→ **Work required**: Copy the records below exactly, leaving out every picture.

→ **Records provided**:

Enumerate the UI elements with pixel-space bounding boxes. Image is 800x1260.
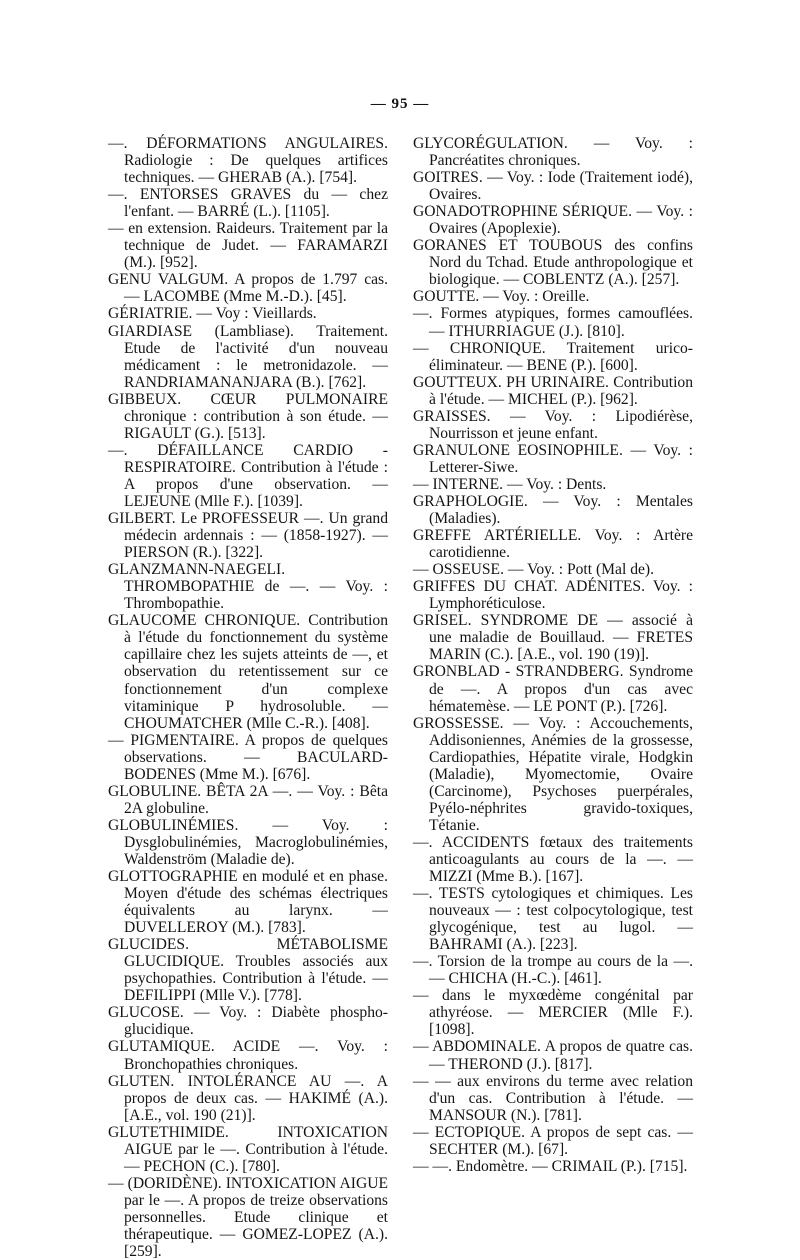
index-entry: GRAPHOLOGIE. — Voy. : Mentales (Maladies).	[413, 492, 693, 528]
index-entry: GOITRES. — Voy. : Iode (Traitement iodé), Ovaires.	[413, 169, 693, 204]
index-entry: GILBERT. Le PROFESSEUR —. Un grand médecin ardennais : — (1858-1927). — PIERSON (R.). [322].	[108, 510, 388, 562]
index-entry: — ABDOMINALE. A propos de quatre cas. — THEROND (J.). [817].	[413, 1038, 693, 1073]
index-entry: GLANZMANN-NAEGELI. THROMBOPATHIE de —. — Voy. : Thrombopathie.	[108, 561, 388, 613]
index-entry: GLUTAMIQUE. ACIDE —. Voy. : Bronchopathies chroniques.	[108, 1038, 388, 1073]
index-entry: GLUCIDES. MÉTABOLISME GLUCIDIQUE. Troubles associés aux psychopathies. Contribution à l'étude. — DEFILIPPI (Mlle V.). [778].	[108, 936, 388, 1005]
index-entry: GRISEL. SYNDROME DE — associé à une maladie de Bouillaud. — FRETES MARIN (C.). [A.E., vol. 190 (19)].	[413, 612, 693, 664]
index-entry: — (DORIDÈNE). INTOXICATION AIGUE par le —. A propos de treize observations personnelles. Etude clinique et thérapeutique. — GOMEZ-LOPEZ (A.). [259].	[108, 1174, 388, 1260]
index-entry: — dans le myxœdème congénital par athyréose. — MERCIER (Mlle F.). [1098].	[413, 987, 693, 1039]
index-entry: GÉRIATRIE. — Voy : Vieillards.	[108, 305, 317, 323]
index-entry: GIARDIASE (Lambliase). Traitement. Etude de l'activité d'un nouveau médicament : le metronidazole. — RANDRIAMANANJARA (B.). [762].	[108, 322, 388, 391]
index-entry: —. ENTORSES GRAVES du — chez l'enfant. — BARRÉ (L.). [1105].	[108, 186, 388, 221]
index-entry: GREFFE ARTÉRIELLE. Voy. : Artère carotidienne.	[413, 527, 693, 562]
index-entry: GLUTEN. INTOLÉRANCE AU —. A propos de deux cas. — HAKIMÉ (A.). [A.E., vol. 190 (21)].	[108, 1072, 388, 1124]
index-entry: GRIFFES DU CHAT. ADÉNITES. Voy. : Lymphoréticulose.	[413, 578, 693, 613]
left-column	[108, 135, 388, 1260]
index-entry: — CHRONIQUE. Traitement urico-éliminateur. — BENE (P.). [600].	[413, 339, 693, 374]
index-entry: —. TESTS cytologiques et chimiques. Les nouveaux — : test colpocytologique, test glycogénique, test au lugol. — BAHRAMI (A.). [223].	[413, 885, 693, 954]
index-entry: GENU VALGUM. A propos de 1.797 cas. — LACOMBE (Mme M.-D.). [45].	[108, 271, 388, 306]
index-entry: GRANULONE EOSINOPHILE. — Voy. : Letterer-Siwe.	[413, 441, 693, 476]
index-entry: — INTERNE. — Voy. : Dents.	[413, 475, 607, 493]
index-entry: GONADOTROPHINE SÉRIQUE. — Voy. : Ovaires (Apoplexie).	[413, 203, 693, 238]
index-entry: — PIGMENTAIRE. A propos de quelques observations. — BACULARD-BODENES (Mme M.). [676].	[108, 731, 388, 783]
index-entry: GRAISSES. — Voy. : Lipodiérèse, Nourrisson et jeune enfant.	[413, 407, 693, 442]
index-entry: GLUCOSE. — Voy. : Diabète phospho-glucidique.	[108, 1004, 388, 1039]
index-entry: GLOBULINE. BÊTA 2A —. — Voy. : Bêta 2A globuline.	[108, 782, 388, 817]
index-entry: — ECTOPIQUE. A propos de sept cas. — SECHTER (M.). [67].	[413, 1123, 693, 1158]
index-entry: —. Torsion de la trompe au cours de la —. — CHICHA (H.-C.). [461].	[413, 953, 693, 988]
index-entry: — OSSEUSE. — Voy. : Pott (Mal de).	[413, 561, 655, 579]
index-entry: GLYCORÉGULATION. — Voy. : Pancréatites chroniques.	[413, 135, 693, 170]
index-entry: — en extension. Raideurs. Traitement par la technique de Judet. — FARAMARZI (M.). [952].	[108, 220, 388, 272]
index-entry: GRONBLAD - STRANDBERG. Syndrome de —. A propos d'un cas avec hématemèse. — LE PONT (P.). [726].	[413, 663, 693, 715]
right-column	[413, 135, 693, 1175]
index-entry: GLAUCOME CHRONIQUE. Contribution à l'étude du fonctionnement du système capillaire chez les sujets atteints de —, et observation du retentissement sur ce fonctionnement d'un complexe vitaminique P hydrosoluble. — CHOUMATCHER (Mlle C.-R.). [408].	[108, 612, 388, 732]
index-entry: —. DÉFORMATIONS ANGULAIRES. Radiologie : De quelques artifices techniques. — GHERAB (A.). [754].	[108, 135, 388, 187]
index-entry: —. DÉFAILLANCE CARDIO - RESPIRATOIRE. Contribution à l'étude : A propos d'une observation. — LEJEUNE (Mlle F.). [1039].	[108, 441, 388, 510]
index-entry: GROSSESSE. — Voy. : Accouchements, Addisoniennes, Anémies de la grossesse, Cardiopathies, Hépatite virale, Hodgkin (Maladie), Myomectomie, Ovaire (Carcinome), Psychoses puerpérales, Pyélo-néphrites gravido-toxiques, Tétanie.	[413, 714, 693, 834]
index-entry: GOUTTE. — Voy. : Oreille.	[413, 288, 590, 306]
index-entry: — — aux environs du terme avec relation d'un cas. Contribution à l'étude. — MANSOUR (N.). [781].	[413, 1072, 693, 1124]
index-entry: — —. Endomètre. — CRIMAIL (P.). [715].	[413, 1157, 688, 1175]
index-entry: GLUTETHIMIDE. INTOXICATION AIGUE par le —. Contribution à l'étude. — PECHON (C.). [780].	[108, 1123, 388, 1175]
index-entry: GIBBEUX. CŒUR PULMONAIRE chronique : contribution à son étude. — RIGAULT (G.). [513].	[108, 390, 388, 442]
index-entry: —. ACCIDENTS fœtaux des traitements anticoagulants au cours de la —. — MIZZI (Mme B.). [167].	[413, 833, 693, 886]
index-entry: GORANES ET TOUBOUS des confins Nord du Tchad. Etude anthropologique et biologique. — COBLENTZ (A.). [257].	[413, 237, 693, 289]
index-entry: GLOBULINÉMIES. — Voy. : Dysglobulinémies, Macroglobulinémies, Waldenström (Maladie de).	[108, 816, 388, 868]
index-entry: GLOTTOGRAPHIE en modulé et en phase. Moyen d'étude des schémas électriques équivalents au larynx. — DUVELLEROY (M.). [783].	[108, 868, 388, 937]
index-entry: —. Formes atypiques, formes camouflées. — ITHURRIAGUE (J.). [810].	[413, 305, 693, 340]
index-entry: GOUTTEUX. PH URINAIRE. Contribution à l'étude. — MICHEL (P.). [962].	[413, 373, 693, 408]
page-number: — 95 —	[370, 96, 430, 112]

→ **Output for this task**:
Enumerate the UI elements with pixel-space bounding boxes. Image is 800x1260.
index-entry: GRAPHOLOGIE. — Voy. : Mentales (Maladies).	[413, 492, 693, 528]
index-entry: GOITRES. — Voy. : Iode (Traitement iodé), Ovaires.	[413, 169, 693, 204]
index-entry: GILBERT. Le PROFESSEUR —. Un grand médecin ardennais : — (1858-1927). — PIERSON (R.). [322].	[108, 510, 388, 562]
index-entry: — ABDOMINALE. A propos de quatre cas. — THEROND (J.). [817].	[413, 1038, 693, 1073]
index-entry: GLANZMANN-NAEGELI. THROMBOPATHIE de —. — Voy. : Thrombopathie.	[108, 561, 388, 613]
index-entry: GLUTAMIQUE. ACIDE —. Voy. : Bronchopathies chroniques.	[108, 1038, 388, 1073]
index-entry: GLUCIDES. MÉTABOLISME GLUCIDIQUE. Troubles associés aux psychopathies. Contribution à l'étude. — DEFILIPPI (Mlle V.). [778].	[108, 936, 388, 1005]
index-entry: GRISEL. SYNDROME DE — associé à une maladie de Bouillaud. — FRETES MARIN (C.). [A.E., vol. 190 (19)].	[413, 612, 693, 664]
index-entry: — (DORIDÈNE). INTOXICATION AIGUE par le —. A propos de treize observations personnelles. Etude clinique et thérapeutique. — GOMEZ-LOPEZ (A.). [259].	[108, 1174, 388, 1260]
index-entry: — dans le myxœdème congénital par athyréose. — MERCIER (Mlle F.). [1098].	[413, 987, 693, 1039]
index-entry: GÉRIATRIE. — Voy : Vieillards.	[108, 305, 317, 323]
index-entry: GIARDIASE (Lambliase). Traitement. Etude de l'activité d'un nouveau médicament : le metronidazole. — RANDRIAMANANJARA (B.). [762].	[108, 322, 388, 391]
index-entry: —. ENTORSES GRAVES du — chez l'enfant. — BARRÉ (L.). [1105].	[108, 186, 388, 221]
index-entry: GREFFE ARTÉRIELLE. Voy. : Artère carotidienne.	[413, 527, 693, 562]
index-entry: GLUTEN. INTOLÉRANCE AU —. A propos de deux cas. — HAKIMÉ (A.). [A.E., vol. 190 (21)].	[108, 1072, 388, 1124]
index-entry: GRIFFES DU CHAT. ADÉNITES. Voy. : Lymphoréticulose.	[413, 578, 693, 613]
left-column	[108, 135, 388, 1260]
index-entry: — CHRONIQUE. Traitement urico-éliminateur. — BENE (P.). [600].	[413, 339, 693, 374]
index-entry: —. TESTS cytologiques et chimiques. Les nouveaux — : test colpocytologique, test glycogénique, test au lugol. — BAHRAMI (A.). [223].	[413, 885, 693, 954]
index-entry: GENU VALGUM. A propos de 1.797 cas. — LACOMBE (Mme M.-D.). [45].	[108, 271, 388, 306]
index-entry: GRANULONE EOSINOPHILE. — Voy. : Letterer-Siwe.	[413, 441, 693, 476]
index-entry: — INTERNE. — Voy. : Dents.	[413, 475, 607, 493]
index-entry: GONADOTROPHINE SÉRIQUE. — Voy. : Ovaires (Apoplexie).	[413, 203, 693, 238]
index-entry: — PIGMENTAIRE. A propos de quelques observations. — BACULARD-BODENES (Mme M.). [676].	[108, 731, 388, 783]
index-entry: GRAISSES. — Voy. : Lipodiérèse, Nourrisson et jeune enfant.	[413, 407, 693, 442]
index-entry: GLUCOSE. — Voy. : Diabète phospho-glucidique.	[108, 1004, 388, 1039]
index-entry: GLOBULINE. BÊTA 2A —. — Voy. : Bêta 2A globuline.	[108, 782, 388, 817]
index-entry: — ECTOPIQUE. A propos de sept cas. — SECHTER (M.). [67].	[413, 1123, 693, 1158]
index-entry: —. Torsion de la trompe au cours de la —. — CHICHA (H.-C.). [461].	[413, 953, 693, 988]
index-entry: — OSSEUSE. — Voy. : Pott (Mal de).	[413, 561, 655, 579]
index-entry: GLYCORÉGULATION. — Voy. : Pancréatites chroniques.	[413, 135, 693, 170]
index-entry: — en extension. Raideurs. Traitement par la technique de Judet. — FARAMARZI (M.). [952].	[108, 220, 388, 272]
index-entry: GRONBLAD - STRANDBERG. Syndrome de —. A propos d'un cas avec hématemèse. — LE PONT (P.). [726].	[413, 663, 693, 715]
right-column	[413, 135, 693, 1175]
index-entry: GLAUCOME CHRONIQUE. Contribution à l'étude du fonctionnement du système capillaire chez les sujets atteints de —, et observation du retentissement sur ce fonctionnement d'un complexe vitaminique P hydrosoluble. — CHOUMATCHER (Mlle C.-R.). [408].	[108, 612, 388, 732]
index-entry: —. DÉFORMATIONS ANGULAIRES. Radiologie : De quelques artifices techniques. — GHERAB (A.). [754].	[108, 135, 388, 187]
index-entry: —. DÉFAILLANCE CARDIO - RESPIRATOIRE. Contribution à l'étude : A propos d'une observation. — LEJEUNE (Mlle F.). [1039].	[108, 441, 388, 510]
index-entry: GROSSESSE. — Voy. : Accouchements, Addisoniennes, Anémies de la grossesse, Cardiopathies, Hépatite virale, Hodgkin (Maladie), Myomectomie, Ovaire (Carcinome), Psychoses puerpérales, Pyélo-néphrites gravido-toxiques, Tétanie.	[413, 714, 693, 834]
index-entry: GOUTTE. — Voy. : Oreille.	[413, 288, 590, 306]
index-entry: — — aux environs du terme avec relation d'un cas. Contribution à l'étude. — MANSOUR (N.). [781].	[413, 1072, 693, 1124]
index-entry: — —. Endomètre. — CRIMAIL (P.). [715].	[413, 1157, 688, 1175]
index-entry: GLUTETHIMIDE. INTOXICATION AIGUE par le —. Contribution à l'étude. — PECHON (C.). [780].	[108, 1123, 388, 1175]
index-entry: GIBBEUX. CŒUR PULMONAIRE chronique : contribution à son étude. — RIGAULT (G.). [513].	[108, 390, 388, 442]
index-entry: —. ACCIDENTS fœtaux des traitements anticoagulants au cours de la —. — MIZZI (Mme B.). [167].	[413, 833, 693, 886]
index-entry: GORANES ET TOUBOUS des confins Nord du Tchad. Etude anthropologique et biologique. — COBLENTZ (A.). [257].	[413, 237, 693, 289]
index-entry: GLOBULINÉMIES. — Voy. : Dysglobulinémies, Macroglobulinémies, Waldenström (Maladie de).	[108, 816, 388, 868]
index-entry: GLOTTOGRAPHIE en modulé et en phase. Moyen d'étude des schémas électriques équivalents au larynx. — DUVELLEROY (M.). [783].	[108, 868, 388, 937]
index-entry: —. Formes atypiques, formes camouflées. — ITHURRIAGUE (J.). [810].	[413, 305, 693, 340]
index-entry: GOUTTEUX. PH URINAIRE. Contribution à l'étude. — MICHEL (P.). [962].	[413, 373, 693, 408]
page-number: — 95 —	[370, 96, 430, 112]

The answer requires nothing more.